Records from a data source:
****************

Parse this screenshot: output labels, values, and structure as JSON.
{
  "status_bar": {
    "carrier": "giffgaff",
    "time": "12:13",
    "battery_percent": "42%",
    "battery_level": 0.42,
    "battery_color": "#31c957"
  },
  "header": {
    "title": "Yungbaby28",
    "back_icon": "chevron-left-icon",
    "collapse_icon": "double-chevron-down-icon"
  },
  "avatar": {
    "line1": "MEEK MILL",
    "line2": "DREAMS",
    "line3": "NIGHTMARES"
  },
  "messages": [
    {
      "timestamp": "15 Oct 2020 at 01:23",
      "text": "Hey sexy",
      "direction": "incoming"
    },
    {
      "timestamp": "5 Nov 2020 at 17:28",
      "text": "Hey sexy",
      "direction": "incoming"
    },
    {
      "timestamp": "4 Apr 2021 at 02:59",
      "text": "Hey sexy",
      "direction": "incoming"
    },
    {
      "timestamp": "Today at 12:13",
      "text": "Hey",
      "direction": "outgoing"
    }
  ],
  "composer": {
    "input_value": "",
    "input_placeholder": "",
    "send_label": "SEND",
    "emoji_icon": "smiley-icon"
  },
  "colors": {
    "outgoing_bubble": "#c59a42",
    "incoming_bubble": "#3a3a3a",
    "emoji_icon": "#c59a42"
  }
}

****************

• Work to be completed: Every entry needs to be retyped exactly.

• Finished answer:
Parse this screenshot: output labels, values, and structure as JSON.
{
  "status_bar": {
    "carrier": "giffgaff",
    "time": "12:13",
    "battery_percent": "42%",
    "battery_level": 0.42,
    "battery_color": "#31c957"
  },
  "header": {
    "title": "Yungbaby28",
    "back_icon": "chevron-left-icon",
    "collapse_icon": "double-chevron-down-icon"
  },
  "avatar": {
    "line1": "MEEK MILL",
    "line2": "DREAMS",
    "line3": "NIGHTMARES"
  },
  "messages": [
    {
      "timestamp": "15 Oct 2020 at 01:23",
      "text": "Hey sexy",
      "direction": "incoming"
    },
    {
      "timestamp": "5 Nov 2020 at 17:28",
      "text": "Hey sexy",
      "direction": "incoming"
    },
    {
      "timestamp": "4 Apr 2021 at 02:59",
      "text": "Hey sexy",
      "direction": "incoming"
    },
    {
      "timestamp": "Today at 12:13",
      "text": "Hey",
      "direction": "outgoing"
    }
  ],
  "composer": {
    "input_value": "",
    "input_placeholder": "",
    "send_label": "SEND",
    "emoji_icon": "smiley-icon"
  },
  "colors": {
    "outgoing_bubble": "#c59a42",
    "incoming_bubble": "#3a3a3a",
    "emoji_icon": "#c59a42"
  }
}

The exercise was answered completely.